## Begin

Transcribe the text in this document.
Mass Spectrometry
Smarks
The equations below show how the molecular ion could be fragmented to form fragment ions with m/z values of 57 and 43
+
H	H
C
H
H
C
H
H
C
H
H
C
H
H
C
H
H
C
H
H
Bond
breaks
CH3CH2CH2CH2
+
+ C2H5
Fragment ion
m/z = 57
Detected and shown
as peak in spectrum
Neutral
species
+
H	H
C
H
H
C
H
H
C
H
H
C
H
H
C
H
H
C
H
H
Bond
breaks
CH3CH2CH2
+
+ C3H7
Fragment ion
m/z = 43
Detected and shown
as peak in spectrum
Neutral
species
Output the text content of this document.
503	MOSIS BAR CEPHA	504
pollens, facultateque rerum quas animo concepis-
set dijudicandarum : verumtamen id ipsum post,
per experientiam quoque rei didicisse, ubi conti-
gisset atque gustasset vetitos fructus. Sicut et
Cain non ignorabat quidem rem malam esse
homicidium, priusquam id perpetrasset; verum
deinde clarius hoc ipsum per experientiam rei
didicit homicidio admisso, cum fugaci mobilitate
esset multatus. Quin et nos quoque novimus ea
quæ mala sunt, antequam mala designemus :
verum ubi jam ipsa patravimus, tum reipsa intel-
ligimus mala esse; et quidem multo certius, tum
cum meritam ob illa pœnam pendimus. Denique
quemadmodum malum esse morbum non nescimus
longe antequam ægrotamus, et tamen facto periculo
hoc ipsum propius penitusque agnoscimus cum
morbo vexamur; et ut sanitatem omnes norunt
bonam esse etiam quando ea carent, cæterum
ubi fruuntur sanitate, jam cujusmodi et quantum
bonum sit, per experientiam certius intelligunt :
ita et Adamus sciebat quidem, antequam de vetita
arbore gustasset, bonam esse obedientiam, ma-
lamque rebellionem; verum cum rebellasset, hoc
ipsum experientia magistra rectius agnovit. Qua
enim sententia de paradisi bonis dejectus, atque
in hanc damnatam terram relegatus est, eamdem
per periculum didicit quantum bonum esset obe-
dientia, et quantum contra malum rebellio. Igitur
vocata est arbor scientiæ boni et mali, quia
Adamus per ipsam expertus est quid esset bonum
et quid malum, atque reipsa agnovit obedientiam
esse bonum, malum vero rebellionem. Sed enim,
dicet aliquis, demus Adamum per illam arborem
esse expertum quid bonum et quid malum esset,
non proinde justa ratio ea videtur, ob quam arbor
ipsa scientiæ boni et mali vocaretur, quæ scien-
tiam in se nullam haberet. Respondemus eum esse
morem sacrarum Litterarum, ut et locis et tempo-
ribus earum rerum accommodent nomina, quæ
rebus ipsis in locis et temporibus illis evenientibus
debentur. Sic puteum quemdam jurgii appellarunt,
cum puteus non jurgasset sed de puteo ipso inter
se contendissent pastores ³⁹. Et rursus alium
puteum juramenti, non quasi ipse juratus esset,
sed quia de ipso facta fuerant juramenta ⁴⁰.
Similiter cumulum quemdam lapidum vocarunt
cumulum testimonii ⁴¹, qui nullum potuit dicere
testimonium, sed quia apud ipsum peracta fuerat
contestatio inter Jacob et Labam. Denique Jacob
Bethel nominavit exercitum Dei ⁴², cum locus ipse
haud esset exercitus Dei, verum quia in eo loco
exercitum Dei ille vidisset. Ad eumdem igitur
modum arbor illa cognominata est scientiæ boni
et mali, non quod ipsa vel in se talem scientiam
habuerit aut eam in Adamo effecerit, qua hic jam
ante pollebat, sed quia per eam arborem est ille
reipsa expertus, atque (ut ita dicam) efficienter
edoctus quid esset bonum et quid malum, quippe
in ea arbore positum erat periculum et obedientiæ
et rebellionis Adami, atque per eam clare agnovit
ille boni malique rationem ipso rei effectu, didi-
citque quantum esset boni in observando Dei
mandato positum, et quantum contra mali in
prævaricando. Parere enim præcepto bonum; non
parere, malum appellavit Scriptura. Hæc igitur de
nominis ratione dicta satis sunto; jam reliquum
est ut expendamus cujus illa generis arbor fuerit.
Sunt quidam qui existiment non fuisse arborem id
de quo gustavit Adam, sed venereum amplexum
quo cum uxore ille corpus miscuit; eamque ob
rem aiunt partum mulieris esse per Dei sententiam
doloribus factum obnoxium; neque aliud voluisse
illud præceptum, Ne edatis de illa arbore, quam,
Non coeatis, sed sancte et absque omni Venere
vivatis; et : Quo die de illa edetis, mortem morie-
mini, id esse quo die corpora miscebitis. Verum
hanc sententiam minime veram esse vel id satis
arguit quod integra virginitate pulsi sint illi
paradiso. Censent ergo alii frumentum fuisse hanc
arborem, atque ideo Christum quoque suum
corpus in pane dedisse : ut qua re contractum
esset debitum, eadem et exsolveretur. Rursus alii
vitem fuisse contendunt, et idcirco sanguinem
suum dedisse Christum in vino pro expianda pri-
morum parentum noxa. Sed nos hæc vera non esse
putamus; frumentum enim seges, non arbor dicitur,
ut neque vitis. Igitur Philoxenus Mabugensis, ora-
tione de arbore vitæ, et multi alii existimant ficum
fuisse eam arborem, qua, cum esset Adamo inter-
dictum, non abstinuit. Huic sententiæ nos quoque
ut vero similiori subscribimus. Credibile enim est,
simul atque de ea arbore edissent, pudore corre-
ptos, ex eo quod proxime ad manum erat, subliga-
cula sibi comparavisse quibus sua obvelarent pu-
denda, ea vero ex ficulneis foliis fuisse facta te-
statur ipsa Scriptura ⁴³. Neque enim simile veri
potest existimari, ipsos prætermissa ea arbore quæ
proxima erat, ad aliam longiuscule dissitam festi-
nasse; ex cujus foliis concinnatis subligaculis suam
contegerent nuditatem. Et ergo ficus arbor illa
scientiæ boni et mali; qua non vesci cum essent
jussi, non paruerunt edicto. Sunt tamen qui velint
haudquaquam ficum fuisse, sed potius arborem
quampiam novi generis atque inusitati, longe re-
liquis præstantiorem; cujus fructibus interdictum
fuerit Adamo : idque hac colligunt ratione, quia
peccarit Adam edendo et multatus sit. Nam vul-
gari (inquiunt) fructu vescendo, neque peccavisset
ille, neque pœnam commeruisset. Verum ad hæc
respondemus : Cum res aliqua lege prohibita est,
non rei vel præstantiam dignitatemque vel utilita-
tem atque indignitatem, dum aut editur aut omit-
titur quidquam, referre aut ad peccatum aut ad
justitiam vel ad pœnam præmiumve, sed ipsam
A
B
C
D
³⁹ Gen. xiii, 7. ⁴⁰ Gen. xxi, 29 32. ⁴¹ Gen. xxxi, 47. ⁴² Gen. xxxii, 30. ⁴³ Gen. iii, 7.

## End

Task directions: Return all of the entries word for word.

Correct response:
Transcribe the text in this document.
Mass Spectrometry
Smarks
The equations below show how the molecular ion could be fragmented to form fragment ions with m/z values of 57 and 43
+
H	H
C
H
H
C
H
H
C
H
H
C
H
H
C
H
H
C
H
H
Bond
breaks
CH3CH2CH2CH2
+
+ C2H5
Fragment ion
m/z = 57
Detected and shown
as peak in spectrum
Neutral
species
+
H	H
C
H
H
C
H
H
C
H
H
C
H
H
C
H
H
C
H
H
Bond
breaks
CH3CH2CH2
+
+ C3H7
Fragment ion
m/z = 43
Detected and shown
as peak in spectrum
Neutral
species
Output the text content of this document.
503	MOSIS BAR CEPHA	504
pollens, facultateque rerum quas animo concepis-
set dijudicandarum : verumtamen id ipsum post,
per experientiam quoque rei didicisse, ubi conti-
gisset atque gustasset vetitos fructus. Sicut et
Cain non ignorabat quidem rem malam esse
homicidium, priusquam id perpetrasset; verum
deinde clarius hoc ipsum per experientiam rei
didicit homicidio admisso, cum fugaci mobilitate
esset multatus. Quin et nos quoque novimus ea
quæ mala sunt, antequam mala designemus :
verum ubi jam ipsa patravimus, tum reipsa intel-
ligimus mala esse; et quidem multo certius, tum
cum meritam ob illa pœnam pendimus. Denique
quemadmodum malum esse morbum non nescimus
longe antequam ægrotamus, et tamen facto periculo
hoc ipsum propius penitusque agnoscimus cum
morbo vexamur; et ut sanitatem omnes norunt
bonam esse etiam quando ea carent, cæterum
ubi fruuntur sanitate, jam cujusmodi et quantum
bonum sit, per experientiam certius intelligunt :
ita et Adamus sciebat quidem, antequam de vetita
arbore gustasset, bonam esse obedientiam, ma-
lamque rebellionem; verum cum rebellasset, hoc
ipsum experientia magistra rectius agnovit. Qua
enim sententia de paradisi bonis dejectus, atque
in hanc damnatam terram relegatus est, eamdem
per periculum didicit quantum bonum esset obe-
dientia, et quantum contra malum rebellio. Igitur
vocata est arbor scientiæ boni et mali, quia
Adamus per ipsam expertus est quid esset bonum
et quid malum, atque reipsa agnovit obedientiam
esse bonum, malum vero rebellionem. Sed enim,
dicet aliquis, demus Adamum per illam arborem
esse expertum quid bonum et quid malum esset,
non proinde justa ratio ea videtur, ob quam arbor
ipsa scientiæ boni et mali vocaretur, quæ scien-
tiam in se nullam haberet. Respondemus eum esse
morem sacrarum Litterarum, ut et locis et tempo-
ribus earum rerum accommodent nomina, quæ
rebus ipsis in locis et temporibus illis evenientibus
debentur. Sic puteum quemdam jurgii appellarunt,
cum puteus non jurgasset sed de puteo ipso inter
se contendissent pastores ³⁹. Et rursus alium
puteum juramenti, non quasi ipse juratus esset,
sed quia de ipso facta fuerant juramenta ⁴⁰.
Similiter cumulum quemdam lapidum vocarunt
cumulum testimonii ⁴¹, qui nullum potuit dicere
testimonium, sed quia apud ipsum peracta fuerat
contestatio inter Jacob et Labam. Denique Jacob
Bethel nominavit exercitum Dei ⁴², cum locus ipse
haud esset exercitus Dei, verum quia in eo loco
exercitum Dei ille vidisset. Ad eumdem igitur
modum arbor illa cognominata est scientiæ boni
et mali, non quod ipsa vel in se talem scientiam
habuerit aut eam in Adamo effecerit, qua hic jam
ante pollebat, sed quia per eam arborem est ille
reipsa expertus, atque (ut ita dicam) efficienter
edoctus quid esset bonum et quid malum, quippe
in ea arbore positum erat periculum et obedientiæ
et rebellionis Adami, atque per eam clare agnovit
ille boni malique rationem ipso rei effectu, didi-
citque quantum esset boni in observando Dei
mandato positum, et quantum contra mali in
prævaricando. Parere enim præcepto bonum; non
parere, malum appellavit Scriptura. Hæc igitur de
nominis ratione dicta satis sunto; jam reliquum
est ut expendamus cujus illa generis arbor fuerit.
Sunt quidam qui existiment non fuisse arborem id
de quo gustavit Adam, sed venereum amplexum
quo cum uxore ille corpus miscuit; eamque ob
rem aiunt partum mulieris esse per Dei sententiam
doloribus factum obnoxium; neque aliud voluisse
illud præceptum, Ne edatis de illa arbore, quam,
Non coeatis, sed sancte et absque omni Venere
vivatis; et : Quo die de illa edetis, mortem morie-
mini, id esse quo die corpora miscebitis. Verum
hanc sententiam minime veram esse vel id satis
arguit quod integra virginitate pulsi sint illi
paradiso. Censent ergo alii frumentum fuisse hanc
arborem, atque ideo Christum quoque suum
corpus in pane dedisse : ut qua re contractum
esset debitum, eadem et exsolveretur. Rursus alii
vitem fuisse contendunt, et idcirco sanguinem
suum dedisse Christum in vino pro expianda pri-
morum parentum noxa. Sed nos hæc vera non esse
putamus; frumentum enim seges, non arbor dicitur,
ut neque vitis. Igitur Philoxenus Mabugensis, ora-
tione de arbore vitæ, et multi alii existimant ficum
fuisse eam arborem, qua, cum esset Adamo inter-
dictum, non abstinuit. Huic sententiæ nos quoque
ut vero similiori subscribimus. Credibile enim est,
simul atque de ea arbore edissent, pudore corre-
ptos, ex eo quod proxime ad manum erat, subliga-
cula sibi comparavisse quibus sua obvelarent pu-
denda, ea vero ex ficulneis foliis fuisse facta te-
statur ipsa Scriptura ⁴³. Neque enim simile veri
potest existimari, ipsos prætermissa ea arbore quæ
proxima erat, ad aliam longiuscule dissitam festi-
nasse; ex cujus foliis concinnatis subligaculis suam
contegerent nuditatem. Et ergo ficus arbor illa
scientiæ boni et mali; qua non vesci cum essent
jussi, non paruerunt edicto. Sunt tamen qui velint
haudquaquam ficum fuisse, sed potius arborem
quampiam novi generis atque inusitati, longe re-
liquis præstantiorem; cujus fructibus interdictum
fuerit Adamo : idque hac colligunt ratione, quia
peccarit Adam edendo et multatus sit. Nam vul-
gari (inquiunt) fructu vescendo, neque peccavisset
ille, neque pœnam commeruisset. Verum ad hæc
respondemus : Cum res aliqua lege prohibita est,
non rei vel præstantiam dignitatemque vel utilita-
tem atque indignitatem, dum aut editur aut omit-
titur quidquam, referre aut ad peccatum aut ad
justitiam vel ad pœnam præmiumve, sed ipsam
A
B
C
D
³⁹ Gen. xiii, 7. ⁴⁰ Gen. xxi, 29 32. ⁴¹ Gen. xxxi, 47. ⁴² Gen. xxxii, 30. ⁴³ Gen. iii, 7.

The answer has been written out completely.